EXTRACTED DATA:
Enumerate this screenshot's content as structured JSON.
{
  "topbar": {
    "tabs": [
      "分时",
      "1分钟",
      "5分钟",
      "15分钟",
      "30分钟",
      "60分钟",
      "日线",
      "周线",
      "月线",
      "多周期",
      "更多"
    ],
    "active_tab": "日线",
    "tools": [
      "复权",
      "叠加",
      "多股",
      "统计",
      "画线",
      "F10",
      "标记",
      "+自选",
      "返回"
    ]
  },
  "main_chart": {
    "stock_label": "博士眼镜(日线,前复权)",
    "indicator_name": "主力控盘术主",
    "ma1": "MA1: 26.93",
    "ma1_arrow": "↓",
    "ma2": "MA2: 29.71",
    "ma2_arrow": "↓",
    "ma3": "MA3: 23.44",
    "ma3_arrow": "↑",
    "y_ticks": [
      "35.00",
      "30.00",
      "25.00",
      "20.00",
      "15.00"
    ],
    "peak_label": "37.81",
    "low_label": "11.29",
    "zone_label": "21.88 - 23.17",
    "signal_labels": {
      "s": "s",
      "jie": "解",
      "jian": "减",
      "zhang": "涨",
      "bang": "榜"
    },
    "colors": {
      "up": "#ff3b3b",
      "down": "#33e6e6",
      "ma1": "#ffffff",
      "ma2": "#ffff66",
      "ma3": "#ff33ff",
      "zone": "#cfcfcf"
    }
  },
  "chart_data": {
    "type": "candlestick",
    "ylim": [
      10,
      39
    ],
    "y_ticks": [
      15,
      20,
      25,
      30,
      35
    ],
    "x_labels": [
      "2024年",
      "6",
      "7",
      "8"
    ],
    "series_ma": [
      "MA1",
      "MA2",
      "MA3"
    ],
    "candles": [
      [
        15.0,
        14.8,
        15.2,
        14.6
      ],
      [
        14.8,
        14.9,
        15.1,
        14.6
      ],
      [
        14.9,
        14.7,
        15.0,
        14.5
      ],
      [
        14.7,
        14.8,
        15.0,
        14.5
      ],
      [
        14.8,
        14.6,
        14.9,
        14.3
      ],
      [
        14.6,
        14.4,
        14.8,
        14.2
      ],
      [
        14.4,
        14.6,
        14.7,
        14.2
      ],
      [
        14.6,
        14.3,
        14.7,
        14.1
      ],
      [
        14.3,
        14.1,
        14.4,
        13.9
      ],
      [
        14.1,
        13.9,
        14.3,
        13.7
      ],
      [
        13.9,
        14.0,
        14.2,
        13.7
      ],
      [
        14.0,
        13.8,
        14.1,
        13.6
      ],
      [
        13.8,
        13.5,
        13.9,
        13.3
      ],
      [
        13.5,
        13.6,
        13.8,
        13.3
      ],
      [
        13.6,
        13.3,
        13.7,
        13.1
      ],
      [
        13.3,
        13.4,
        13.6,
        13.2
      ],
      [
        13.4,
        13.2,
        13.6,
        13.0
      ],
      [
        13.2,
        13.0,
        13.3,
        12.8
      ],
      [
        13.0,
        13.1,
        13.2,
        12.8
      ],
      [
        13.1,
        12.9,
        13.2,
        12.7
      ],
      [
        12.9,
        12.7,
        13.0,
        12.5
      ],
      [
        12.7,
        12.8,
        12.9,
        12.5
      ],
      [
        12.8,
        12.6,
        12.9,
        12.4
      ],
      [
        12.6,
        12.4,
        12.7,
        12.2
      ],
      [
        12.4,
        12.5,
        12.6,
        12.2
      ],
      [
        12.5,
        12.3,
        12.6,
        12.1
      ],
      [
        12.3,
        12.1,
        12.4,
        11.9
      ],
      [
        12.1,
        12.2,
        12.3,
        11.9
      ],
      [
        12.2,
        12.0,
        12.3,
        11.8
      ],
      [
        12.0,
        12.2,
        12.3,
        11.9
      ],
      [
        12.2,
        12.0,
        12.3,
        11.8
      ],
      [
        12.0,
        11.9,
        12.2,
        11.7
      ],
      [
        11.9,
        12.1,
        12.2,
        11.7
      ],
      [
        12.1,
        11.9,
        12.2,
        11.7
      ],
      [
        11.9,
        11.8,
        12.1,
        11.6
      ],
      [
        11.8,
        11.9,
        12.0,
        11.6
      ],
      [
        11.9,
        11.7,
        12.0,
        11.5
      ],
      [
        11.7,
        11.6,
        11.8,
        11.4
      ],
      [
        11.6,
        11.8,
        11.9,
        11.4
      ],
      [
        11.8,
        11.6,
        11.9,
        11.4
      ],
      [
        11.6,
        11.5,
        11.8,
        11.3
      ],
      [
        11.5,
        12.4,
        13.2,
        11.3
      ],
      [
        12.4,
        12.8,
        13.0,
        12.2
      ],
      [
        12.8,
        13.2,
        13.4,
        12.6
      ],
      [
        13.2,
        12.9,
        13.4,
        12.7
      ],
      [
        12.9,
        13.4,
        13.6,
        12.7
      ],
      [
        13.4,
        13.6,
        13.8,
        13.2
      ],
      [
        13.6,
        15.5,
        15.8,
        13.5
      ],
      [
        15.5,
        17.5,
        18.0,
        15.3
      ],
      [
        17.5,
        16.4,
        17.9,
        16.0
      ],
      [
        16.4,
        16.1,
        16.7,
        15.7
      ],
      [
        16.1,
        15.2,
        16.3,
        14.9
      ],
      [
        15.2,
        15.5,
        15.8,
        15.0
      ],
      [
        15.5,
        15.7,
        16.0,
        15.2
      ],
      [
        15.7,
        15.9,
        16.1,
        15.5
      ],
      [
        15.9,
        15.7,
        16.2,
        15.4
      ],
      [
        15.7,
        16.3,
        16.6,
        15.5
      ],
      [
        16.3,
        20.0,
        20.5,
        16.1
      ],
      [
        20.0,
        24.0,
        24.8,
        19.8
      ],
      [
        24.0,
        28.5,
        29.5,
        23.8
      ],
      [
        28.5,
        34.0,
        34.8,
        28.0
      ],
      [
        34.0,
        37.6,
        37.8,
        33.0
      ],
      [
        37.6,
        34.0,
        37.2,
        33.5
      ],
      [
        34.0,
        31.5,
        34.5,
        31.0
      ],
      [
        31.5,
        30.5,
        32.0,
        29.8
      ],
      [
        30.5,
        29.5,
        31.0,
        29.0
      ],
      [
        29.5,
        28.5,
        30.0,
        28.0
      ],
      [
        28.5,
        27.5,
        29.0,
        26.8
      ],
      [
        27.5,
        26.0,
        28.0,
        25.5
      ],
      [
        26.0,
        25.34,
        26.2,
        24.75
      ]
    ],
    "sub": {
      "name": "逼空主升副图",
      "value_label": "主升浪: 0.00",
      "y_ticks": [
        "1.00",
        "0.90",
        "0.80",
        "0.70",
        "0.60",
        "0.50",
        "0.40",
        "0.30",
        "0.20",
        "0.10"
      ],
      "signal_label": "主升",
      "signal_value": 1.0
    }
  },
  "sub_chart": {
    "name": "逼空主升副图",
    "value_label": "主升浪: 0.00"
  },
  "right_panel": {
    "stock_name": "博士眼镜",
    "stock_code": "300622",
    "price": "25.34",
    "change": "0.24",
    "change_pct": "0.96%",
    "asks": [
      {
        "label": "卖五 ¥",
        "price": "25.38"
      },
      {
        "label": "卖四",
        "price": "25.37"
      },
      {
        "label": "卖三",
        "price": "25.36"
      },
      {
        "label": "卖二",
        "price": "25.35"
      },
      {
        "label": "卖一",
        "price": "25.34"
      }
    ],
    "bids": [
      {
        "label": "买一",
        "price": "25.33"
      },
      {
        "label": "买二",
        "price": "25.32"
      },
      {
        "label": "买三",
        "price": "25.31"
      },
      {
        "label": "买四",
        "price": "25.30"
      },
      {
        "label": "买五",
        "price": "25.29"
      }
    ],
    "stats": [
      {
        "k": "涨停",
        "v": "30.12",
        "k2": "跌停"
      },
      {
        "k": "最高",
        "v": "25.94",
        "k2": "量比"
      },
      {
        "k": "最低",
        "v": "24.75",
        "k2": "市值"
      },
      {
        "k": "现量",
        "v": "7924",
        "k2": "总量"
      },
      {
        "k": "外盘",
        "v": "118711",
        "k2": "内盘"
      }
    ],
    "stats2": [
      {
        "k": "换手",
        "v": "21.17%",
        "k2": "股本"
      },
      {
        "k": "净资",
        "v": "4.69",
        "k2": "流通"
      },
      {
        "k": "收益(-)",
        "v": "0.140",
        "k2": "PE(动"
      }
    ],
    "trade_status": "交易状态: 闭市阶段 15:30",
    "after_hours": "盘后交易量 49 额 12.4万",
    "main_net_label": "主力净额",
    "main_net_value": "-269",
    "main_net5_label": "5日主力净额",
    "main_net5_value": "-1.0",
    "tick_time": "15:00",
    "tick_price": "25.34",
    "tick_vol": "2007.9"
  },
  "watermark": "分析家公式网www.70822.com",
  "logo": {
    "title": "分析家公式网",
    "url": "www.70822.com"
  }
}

EXERCISE:
Isolate each line of the listing above that includes "博士眼镜". Copy it.

TASK RESPONSE:
    "stock_label": "博士眼镜(日线,前复权)",
    "stock_name": "博士眼镜",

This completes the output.